Даже великий Святой Бернар из Клерво (1090—1153) был послан в этот район, но вернулся оттуда раздраженным их непреклонностью. Стоит отметить, что в своем отчете, направленном папе, он счел необходимым пояснить, что, хотя катары и ошибаются в толковании доктрины, но «по образу жизни ничего предосудительного у них нет»[113]. Это примечание будет сопровождать весь крестовый поход, поскольку даже отъявленные враги катаров были вынуждены признавать, что жизнь они ведут примерную.

Далее Церковь сменила тактику и попыталась переиграть катаров на их собственном поле, послав своих странствующих проповедников. Одним из первых таких странников был Доминик Гусман, испанский монах, основавший нищенствующий монашеский орден (позднее ставший Орденом Святого Доминика, члены которого потом образовали Святую Инквизицию).

Затем состоялось несколько открытых диспутов, страстных публичных дебатов, которые окончились ничем. Наконец, в 1207 году папа Иннокентий III потерял терпение и отлучил от церкви графа Тулузского Раймонда VI за бездействие против еретиков. Решение было явно непопулярное, и папский легат, доставивший известие, был убит одним из рыцарей Раймонда. Это было последней каплей: папа провозгласил крестовый поход против катаров и всех тех, кто симпатизирует им. Крестовый поход был созван 24 июня 1209 года — в день Святого Иоанна Крестителя.

До этого крестовые походы объявлялись только против мусульман — против иностранных «дикарей», которые жили в землях столь отдаленных, что их невозможно даже вообразить. Но этот крестовый поход был организован христианами против христиан, почти у порога дома папы. Исключительно велик был шанс, что крестоносец мог оказаться личным знакомым еретика, которого поклялся уничтожить.

Альбигойский крестовый поход, который начался в Безье в 1209 году, с крайней жестокостью продолжался в виде похода от города к городу под командованием Симона де Монфорта вплоть до 1244 года, срок немалый, позволивший крестоносцам полностью уничтожить ересь. Есть места в Лангедоке, где до сих пор имя Симона де Монфорта произносят со страхом и ненавистью.

### Задания
1 > Ответьте по фрагменту о катарах на три вопроса:
(а) Что Бернар Клервоский в отчёте папе написал об образе жизни катаров?
(б) Кого отлучил от церкви папа Иннокентий III в 1207 году и за что?
(в) Под чьим командованием и до какого года продолжался Альбигойский крестовый поход?
2 > Продолжите фрагмент о катарах с места, где он заканчивается.
Приведённые данные для работы не требуются.

### Исходные данные
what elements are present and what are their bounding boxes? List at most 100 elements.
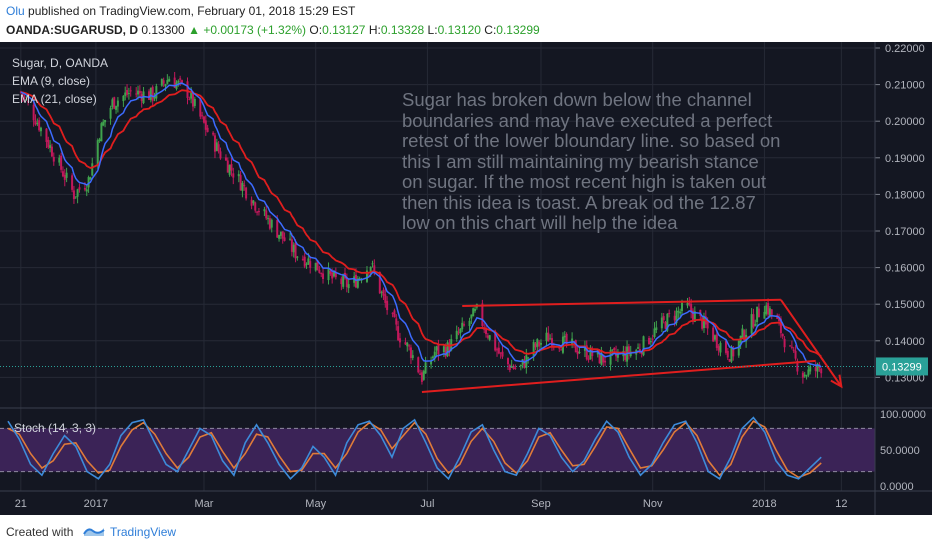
candle-up xyxy=(89,177,92,180)
candle-up xyxy=(122,95,125,102)
candle-up xyxy=(600,353,603,365)
author-link[interactable]: Olu xyxy=(6,4,25,18)
candle-down xyxy=(201,115,204,117)
candle-down xyxy=(783,338,786,348)
candle-down xyxy=(781,334,784,337)
candle-down xyxy=(767,303,770,315)
candle-down xyxy=(320,272,323,274)
candle-up xyxy=(267,218,270,220)
price-axis-background xyxy=(875,42,932,515)
price-tick-label: 0.21000 xyxy=(885,80,925,92)
candle-up xyxy=(510,366,513,368)
candle-up xyxy=(677,311,680,313)
candle-up xyxy=(39,127,42,132)
tradingview-logo-icon[interactable] xyxy=(82,522,106,540)
high-value: 0.13328 xyxy=(380,23,425,37)
candle-down xyxy=(83,188,86,190)
candle-up xyxy=(430,360,433,365)
candle-up xyxy=(435,346,438,351)
candle-down xyxy=(789,345,792,347)
candle-up xyxy=(803,374,806,377)
last-price-label: 0.13299 xyxy=(882,361,922,373)
candle-down xyxy=(230,164,233,171)
candle-down xyxy=(770,309,773,315)
candle-down xyxy=(268,218,271,229)
candle-down xyxy=(404,342,407,345)
up-triangle-icon: ▲ xyxy=(188,23,200,37)
close-label: C: xyxy=(484,23,497,37)
candle-down xyxy=(651,338,654,340)
candle-up xyxy=(679,311,682,314)
candle-down xyxy=(512,365,515,369)
candle-up xyxy=(488,335,491,340)
candle-up xyxy=(609,350,612,365)
candle-down xyxy=(281,231,284,239)
trendline xyxy=(462,298,781,308)
candle-down xyxy=(587,358,590,360)
candle-down xyxy=(301,258,304,260)
candle-down xyxy=(199,98,202,117)
candle-down xyxy=(417,357,420,373)
candle-up xyxy=(545,332,548,341)
candle-up xyxy=(215,142,218,152)
candle-up xyxy=(578,352,581,354)
candle-down xyxy=(486,335,489,338)
candle-down xyxy=(254,202,257,211)
ema21-line xyxy=(20,89,822,358)
last-price-tag xyxy=(876,357,928,376)
price-tick-label: 0.18000 xyxy=(885,189,925,201)
legend-ema21[interactable]: EMA (21, close) xyxy=(12,92,97,106)
candle-down xyxy=(437,344,440,355)
candle-up xyxy=(166,80,169,84)
candle-up xyxy=(536,339,539,347)
stoch-tick-label: 0.0000 xyxy=(880,481,914,493)
candle-up xyxy=(666,313,669,331)
candle-up xyxy=(611,349,614,351)
candle-down xyxy=(463,324,466,326)
candle-up xyxy=(91,163,94,176)
candle-down xyxy=(585,345,588,360)
candle-up xyxy=(809,366,812,372)
candle-up xyxy=(149,87,152,100)
candle-up xyxy=(642,336,645,356)
candle-up xyxy=(406,342,409,347)
annotation-text: Sugar has broken down below the channel … xyxy=(402,90,781,233)
candle-down xyxy=(662,316,665,321)
candle-down xyxy=(179,78,182,80)
candle-down xyxy=(574,340,577,353)
candle-up xyxy=(649,341,652,343)
candle-down xyxy=(796,361,799,372)
legend-ema9[interactable]: EMA (9, close) xyxy=(12,74,90,88)
candle-down xyxy=(213,135,216,152)
candle-up xyxy=(549,338,552,340)
candle-up xyxy=(177,80,180,83)
tradingview-brand[interactable]: TradingView xyxy=(110,525,177,539)
time-tick-label: 12 xyxy=(835,498,847,510)
candle-down xyxy=(186,81,189,98)
candle-down xyxy=(219,151,222,159)
grid-lines xyxy=(0,42,875,491)
candle-down xyxy=(345,277,348,287)
axes: 0.22000 0.21000 0.20000 0.19000 0.18000 0.170… xyxy=(0,43,928,510)
candle-down xyxy=(191,91,194,107)
candle-up xyxy=(160,78,163,86)
candle-down xyxy=(188,98,191,100)
chart-canvas[interactable]: 0.22000 0.21000 0.20000 0.19000 0.18000 0.170… xyxy=(0,42,932,515)
candle-down xyxy=(550,338,553,347)
legend-stoch[interactable]: Stoch (14, 3, 3) xyxy=(14,421,96,435)
candle-up xyxy=(756,306,759,323)
price-tick-label: 0.19000 xyxy=(885,153,925,165)
candle-down xyxy=(21,92,24,97)
candle-up xyxy=(686,303,689,306)
candle-down xyxy=(673,315,676,321)
candle-up xyxy=(342,275,345,287)
price-tick-label: 0.20000 xyxy=(885,116,925,128)
candle-up xyxy=(168,78,171,82)
candle-down xyxy=(717,346,720,351)
trend-arrow-icon xyxy=(830,374,843,389)
candle-down xyxy=(162,80,165,84)
candle-down xyxy=(60,155,63,170)
candle-up xyxy=(589,347,592,360)
candle-up xyxy=(442,346,445,353)
candle-down xyxy=(419,373,422,375)
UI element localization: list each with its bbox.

### Ответы
1 >
(а) Что «по образу жизни ничего предосудительного у них нет».
(б) Графа Тулузского Раймонда VI за бездействие против еретиков.
(в) Под командованием Симона де Монфорта, до 1244 года.

2 >
Со временем открытые религиозные причины кампании смешались с более циничными политическими[114]. Большинство крестоносцев были выходцами с севера Франции, благосостояние и силы Лангедока были для них столь притягательны, что их нельзя было игнорировать. В начале крестового похода этот регион был практически независимым, в конце — это уже была часть Франции.

Как ни суди, но по любым меркам этот эпизод европейской истории имел огромное значение. Это не только был первый случай геноцида в Европе, но и решающий шаг к объединению Франции, а также повод для создания инквизиции. По нашему мнению, для наших современников альбигойский крестовый поход означает много большее, чем просто забытая религиозная кампания невиданной жестокости.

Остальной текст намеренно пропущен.